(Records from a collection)
☆ ☆ ☆

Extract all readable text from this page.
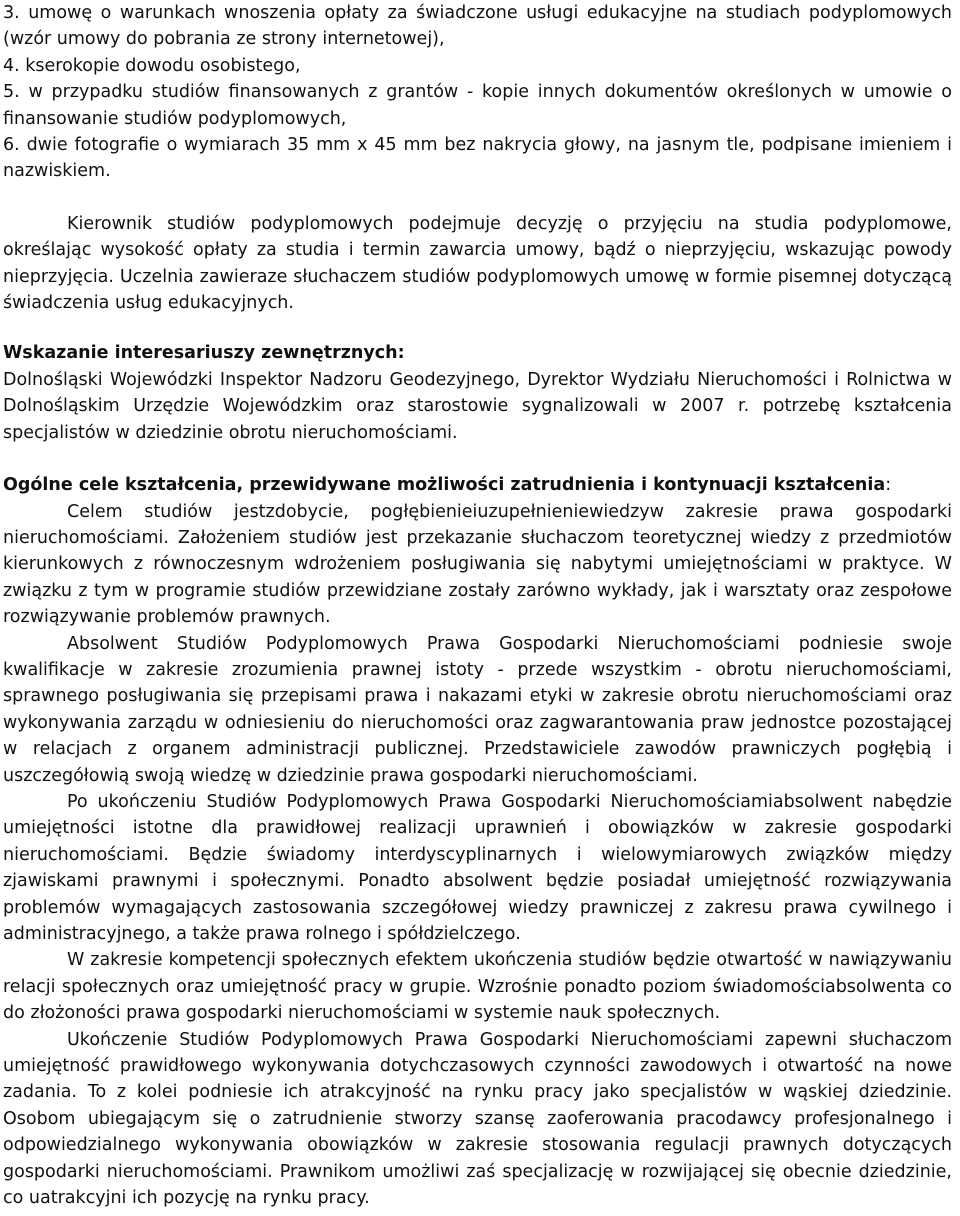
3. umowę o warunkach wnoszenia opłaty za świadczone usługi edukacyjne na studiach podyplomowych (wzór umowy do pobrania ze strony internetowej),

4. kserokopie dowodu osobistego,

5. w przypadku studiów finansowanych z grantów - kopie innych dokumentów określonych w umowie o finansowanie studiów podyplomowych,

6. dwie fotografie o wymiarach 35 mm x 45 mm bez nakrycia głowy, na jasnym tle, podpisane imieniem i nazwiskiem.

Kierownik studiów podyplomowych podejmuje decyzję o przyjęciu na studia podyplomowe, określając wysokość opłaty za studia i termin zawarcia umowy, bądź o nieprzyjęciu, wskazując powody nieprzyjęcia. Uczelnia zawieraze słuchaczem studiów podyplomowych umowę w formie pisemnej dotyczącą świadczenia usług edukacyjnych.

Wskazanie interesariuszy zewnętrznych:

Dolnośląski Wojewódzki Inspektor Nadzoru Geodezyjnego, Dyrektor Wydziału Nieruchomości i Rolnictwa w Dolnośląskim Urzędzie Wojewódzkim oraz starostowie sygnalizowali w 2007 r. potrzebę kształcenia specjalistów w dziedzinie obrotu nieruchomościami.

Ogólne cele kształcenia, przewidywane możliwości zatrudnienia i kontynuacji kształcenia:

Celem studiów jestzdobycie, pogłębienieiuzupełnieniewiedzyw zakresie prawa gospodarki nieruchomościami. Założeniem studiów jest przekazanie słuchaczom teoretycznej wiedzy z przedmiotów kierunkowych z równoczesnym wdrożeniem posługiwania się nabytymi umiejętnościami w praktyce. W związku z tym w programie studiów przewidziane zostały zarówno wykłady, jak i warsztaty oraz zespołowe rozwiązywanie problemów prawnych.

Absolwent Studiów Podyplomowych Prawa Gospodarki Nieruchomościami podniesie swoje kwalifikacje w zakresie zrozumienia prawnej istoty - przede wszystkim - obrotu nieruchomościami, sprawnego posługiwania się przepisami prawa i nakazami etyki w zakresie obrotu nieruchomościami oraz wykonywania zarządu w odniesieniu do nieruchomości oraz zagwarantowania praw jednostce pozostającej w relacjach z organem administracji publicznej. Przedstawiciele zawodów prawniczych pogłębią i uszczegółowią swoją wiedzę w dziedzinie prawa gospodarki nieruchomościami.

Po ukończeniu Studiów Podyplomowych Prawa Gospodarki Nieruchomościamiabsolwent nabędzie umiejętności istotne dla prawidłowej realizacji uprawnień i obowiązków w zakresie gospodarki nieruchomościami. Będzie świadomy interdyscyplinarnych i wielowymiarowych związków między zjawiskami prawnymi i społecznymi. Ponadto absolwent będzie posiadał umiejętność rozwiązywania problemów wymagających zastosowania szczegółowej wiedzy prawniczej z zakresu prawa cywilnego i administracyjnego, a także prawa rolnego i spółdzielczego.

W zakresie kompetencji społecznych efektem ukończenia studiów będzie otwartość w nawiązywaniu relacji społecznych oraz umiejętność pracy w grupie. Wzrośnie ponadto poziom świadomościabsolwenta co do złożoności prawa gospodarki nieruchomościami w systemie nauk społecznych.

Ukończenie Studiów Podyplomowych Prawa Gospodarki Nieruchomościami zapewni słuchaczom umiejętność prawidłowego wykonywania dotychczasowych czynności zawodowych i otwartość na nowe zadania. To z kolei podniesie ich atrakcyjność na rynku pracy jako specjalistów w wąskiej dziedzinie. Osobom ubiegającym się o zatrudnienie stworzy szansę zaoferowania pracodawcy profesjonalnego i odpowiedzialnego wykonywania obowiązków w zakresie stosowania regulacji prawnych dotyczących gospodarki nieruchomościami. Prawnikom umożliwi zaś specjalizację w rozwijającej się obecnie dziedzinie, co uatrakcyjni ich pozycję na rynku pracy.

☆ ☆ ☆

§ **Task requirements**
State how many lines of the records above contain the word "opłaty", and give only that number.

§ **Solution for this task**
2